Records for processing
----
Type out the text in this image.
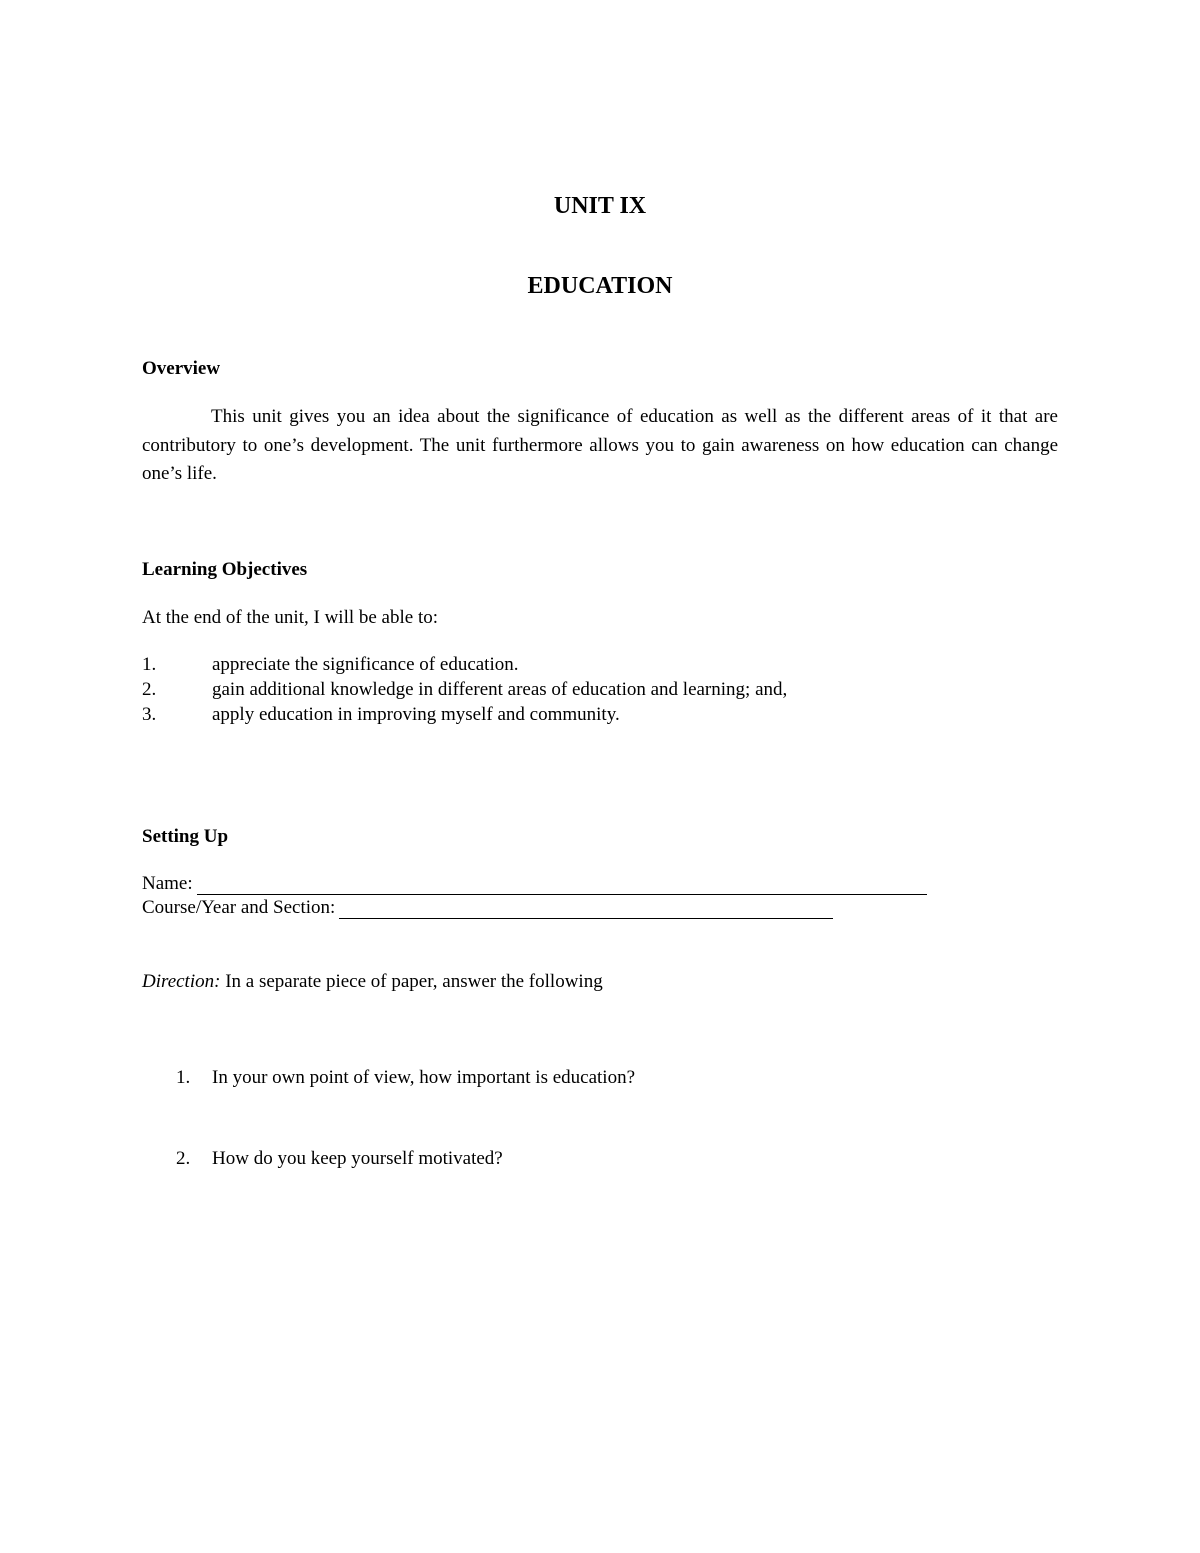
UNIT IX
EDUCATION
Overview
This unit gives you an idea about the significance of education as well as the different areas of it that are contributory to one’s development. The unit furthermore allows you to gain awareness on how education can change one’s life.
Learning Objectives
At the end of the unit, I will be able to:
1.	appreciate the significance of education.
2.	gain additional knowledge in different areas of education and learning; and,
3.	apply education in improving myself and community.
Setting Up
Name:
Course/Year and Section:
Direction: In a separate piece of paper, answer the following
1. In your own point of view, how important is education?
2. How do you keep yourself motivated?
----
Requirements
Copy out each line in the preceding records that contains "different".

Written solution
This unit gives you an idea about the significance of education as well as the different areas of it that are contributory to one’s development. The unit furthermore allows you to gain awareness on how education can change one’s life.
2.	gain additional knowledge in different areas of education and learning; and,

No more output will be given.